- **WORK INSTRUCTIONS**
Give a verbatim copy of the lines below, minus the pictures.

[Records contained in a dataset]
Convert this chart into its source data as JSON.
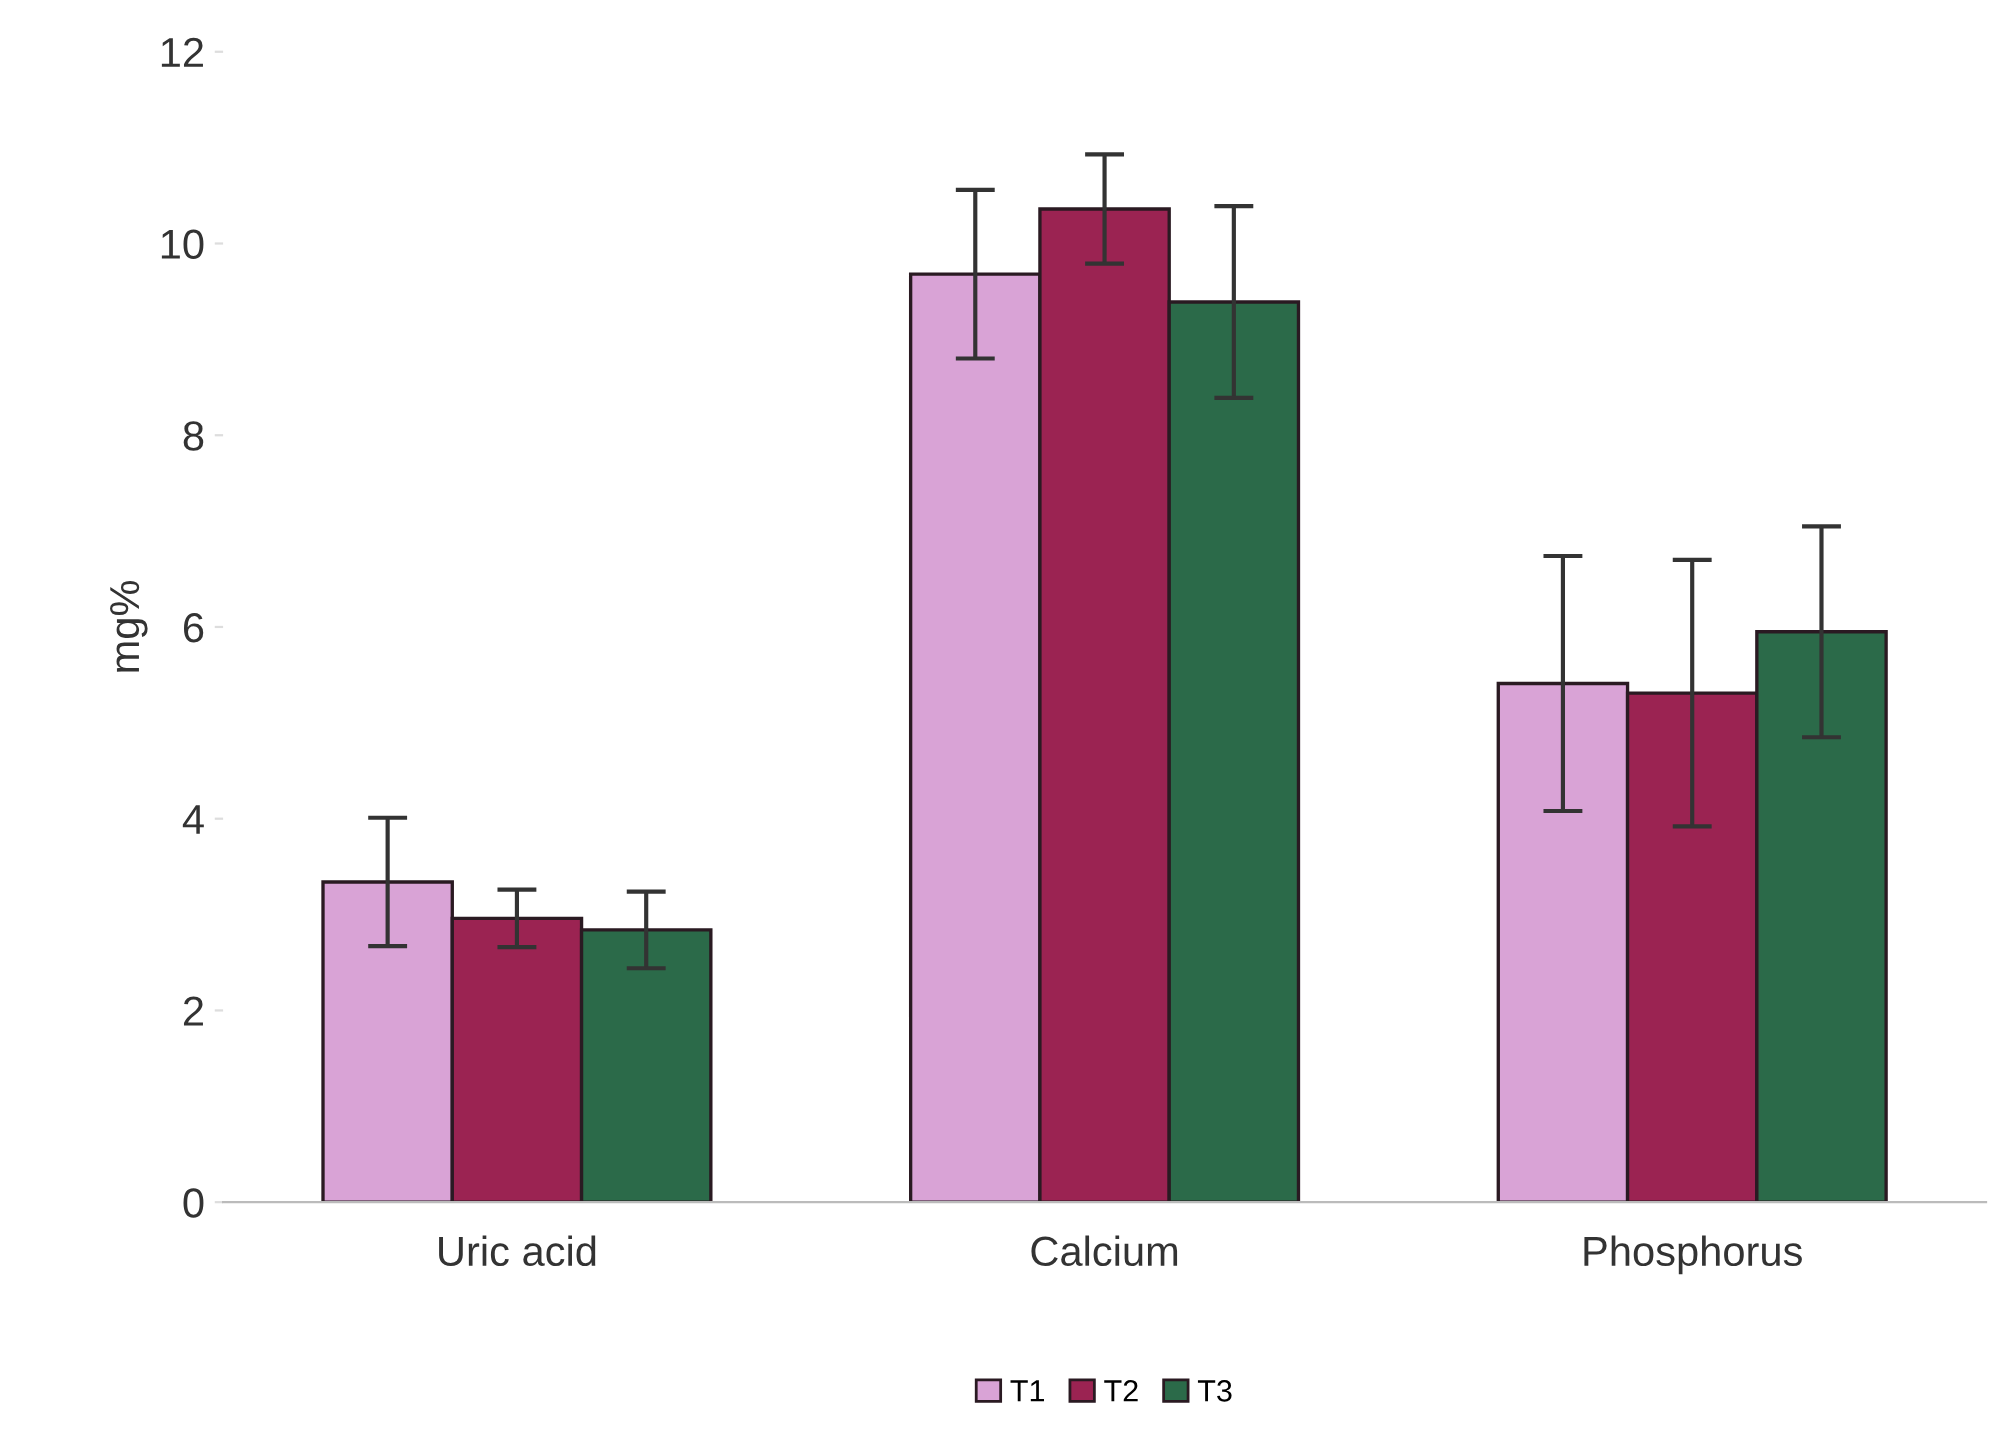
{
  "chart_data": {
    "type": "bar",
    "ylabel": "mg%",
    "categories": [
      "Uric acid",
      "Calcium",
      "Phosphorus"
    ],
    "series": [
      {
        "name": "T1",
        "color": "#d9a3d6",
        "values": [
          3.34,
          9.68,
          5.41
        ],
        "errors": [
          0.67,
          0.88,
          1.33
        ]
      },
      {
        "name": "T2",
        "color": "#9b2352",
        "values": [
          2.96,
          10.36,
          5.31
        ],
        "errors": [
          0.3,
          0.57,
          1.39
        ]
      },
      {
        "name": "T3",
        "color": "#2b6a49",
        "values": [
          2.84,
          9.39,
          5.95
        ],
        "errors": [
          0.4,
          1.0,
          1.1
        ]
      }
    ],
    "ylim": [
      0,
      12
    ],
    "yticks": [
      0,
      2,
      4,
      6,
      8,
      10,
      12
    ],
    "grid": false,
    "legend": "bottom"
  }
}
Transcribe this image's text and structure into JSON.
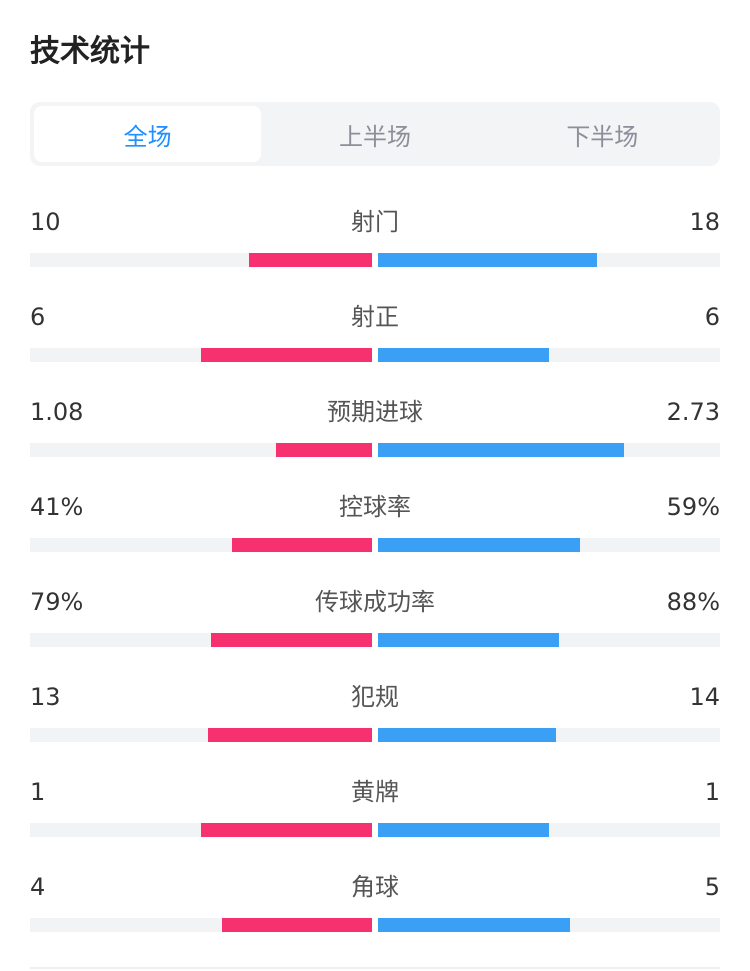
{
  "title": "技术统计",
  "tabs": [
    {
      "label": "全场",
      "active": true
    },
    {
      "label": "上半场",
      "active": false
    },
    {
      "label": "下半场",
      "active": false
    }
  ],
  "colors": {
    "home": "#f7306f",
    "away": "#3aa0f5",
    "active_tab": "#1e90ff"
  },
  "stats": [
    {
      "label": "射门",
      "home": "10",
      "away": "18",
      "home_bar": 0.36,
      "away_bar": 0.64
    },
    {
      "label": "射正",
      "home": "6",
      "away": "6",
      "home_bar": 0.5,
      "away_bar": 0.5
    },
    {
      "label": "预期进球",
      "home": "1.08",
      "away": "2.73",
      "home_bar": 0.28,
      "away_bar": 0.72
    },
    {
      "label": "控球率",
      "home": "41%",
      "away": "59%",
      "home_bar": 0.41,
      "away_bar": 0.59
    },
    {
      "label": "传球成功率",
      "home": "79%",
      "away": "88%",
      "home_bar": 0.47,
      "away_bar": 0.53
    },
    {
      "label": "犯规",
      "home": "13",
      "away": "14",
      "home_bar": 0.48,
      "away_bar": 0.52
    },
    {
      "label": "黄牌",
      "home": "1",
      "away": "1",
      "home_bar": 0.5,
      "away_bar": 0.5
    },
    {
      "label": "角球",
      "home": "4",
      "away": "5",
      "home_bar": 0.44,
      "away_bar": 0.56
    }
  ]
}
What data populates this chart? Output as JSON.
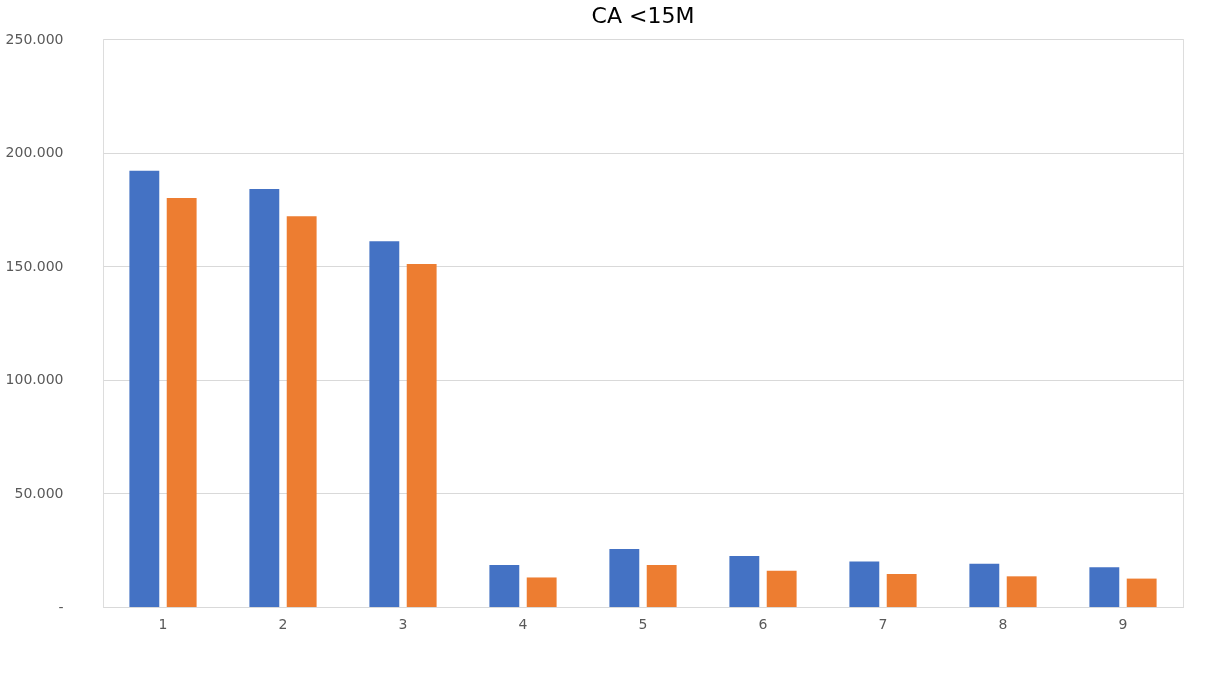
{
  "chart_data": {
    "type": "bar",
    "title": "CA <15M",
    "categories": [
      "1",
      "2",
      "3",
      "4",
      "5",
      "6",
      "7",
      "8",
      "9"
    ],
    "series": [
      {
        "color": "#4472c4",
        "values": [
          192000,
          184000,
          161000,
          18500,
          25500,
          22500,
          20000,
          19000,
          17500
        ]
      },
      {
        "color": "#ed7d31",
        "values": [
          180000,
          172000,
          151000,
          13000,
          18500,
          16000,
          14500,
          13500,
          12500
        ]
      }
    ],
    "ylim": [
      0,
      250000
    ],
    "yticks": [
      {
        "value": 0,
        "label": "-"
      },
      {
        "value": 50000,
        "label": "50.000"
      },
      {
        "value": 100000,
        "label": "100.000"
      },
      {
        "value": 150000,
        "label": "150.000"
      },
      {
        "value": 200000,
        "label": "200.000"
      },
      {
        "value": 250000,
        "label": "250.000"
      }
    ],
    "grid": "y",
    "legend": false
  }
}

- **SOLUTION TO THE PROBLEM**
Convert this chart into its source data as JSON.
{
  "chart_data": {
    "type": "bar",
    "ylabel": "mg%",
    "categories": [
      "Uric acid",
      "Calcium",
      "Phosphorus"
    ],
    "series": [
      {
        "name": "T1",
        "color": "#d9a3d6",
        "values": [
          3.34,
          9.68,
          5.41
        ],
        "errors": [
          0.67,
          0.88,
          1.33
        ]
      },
      {
        "name": "T2",
        "color": "#9b2352",
        "values": [
          2.96,
          10.36,
          5.31
        ],
        "errors": [
          0.3,
          0.57,
          1.39
        ]
      },
      {
        "name": "T3",
        "color": "#2b6a49",
        "values": [
          2.84,
          9.39,
          5.95
        ],
        "errors": [
          0.4,
          1.0,
          1.1
        ]
      }
    ],
    "ylim": [
      0,
      12
    ],
    "yticks": [
      0,
      2,
      4,
      6,
      8,
      10,
      12
    ],
    "grid": false,
    "legend": "bottom"
  }
}
Transcribe this image's text and structure into JSON.
{
  "title": "技术统计",
  "tabs": [
    {
      "label": "全场",
      "active": true
    },
    {
      "label": "上半场",
      "active": false
    },
    {
      "label": "下半场",
      "active": false
    }
  ],
  "colors": {
    "home": "#f7306f",
    "away": "#3aa0f5",
    "active_tab": "#1e90ff"
  },
  "stats": [
    {
      "label": "射门",
      "home": "10",
      "away": "18",
      "home_bar": 0.36,
      "away_bar": 0.64
    },
    {
      "label": "射正",
      "home": "6",
      "away": "6",
      "home_bar": 0.5,
      "away_bar": 0.5
    },
    {
      "label": "预期进球",
      "home": "1.08",
      "away": "2.73",
      "home_bar": 0.28,
      "away_bar": 0.72
    },
    {
      "label": "控球率",
      "home": "41%",
      "away": "59%",
      "home_bar": 0.41,
      "away_bar": 0.59
    },
    {
      "label": "传球成功率",
      "home": "79%",
      "away": "88%",
      "home_bar": 0.47,
      "away_bar": 0.53
    },
    {
      "label": "犯规",
      "home": "13",
      "away": "14",
      "home_bar": 0.48,
      "away_bar": 0.52
    },
    {
      "label": "黄牌",
      "home": "1",
      "away": "1",
      "home_bar": 0.5,
      "away_bar": 0.5
    },
    {
      "label": "角球",
      "home": "4",
      "away": "5",
      "home_bar": 0.44,
      "away_bar": 0.56
    }
  ]
}
What data populates this chart? Output as JSON.
{
  "chart_data": {
    "type": "bar",
    "title": "CA <15M",
    "categories": [
      "1",
      "2",
      "3",
      "4",
      "5",
      "6",
      "7",
      "8",
      "9"
    ],
    "series": [
      {
        "color": "#4472c4",
        "values": [
          192000,
          184000,
          161000,
          18500,
          25500,
          22500,
          20000,
          19000,
          17500
        ]
      },
      {
        "color": "#ed7d31",
        "values": [
          180000,
          172000,
          151000,
          13000,
          18500,
          16000,
          14500,
          13500,
          12500
        ]
      }
    ],
    "ylim": [
      0,
      250000
    ],
    "yticks": [
      {
        "value": 0,
        "label": "-"
      },
      {
        "value": 50000,
        "label": "50.000"
      },
      {
        "value": 100000,
        "label": "100.000"
      },
      {
        "value": 150000,
        "label": "150.000"
      },
      {
        "value": 200000,
        "label": "200.000"
      },
      {
        "value": 250000,
        "label": "250.000"
      }
    ],
    "grid": "y",
    "legend": false
  }
}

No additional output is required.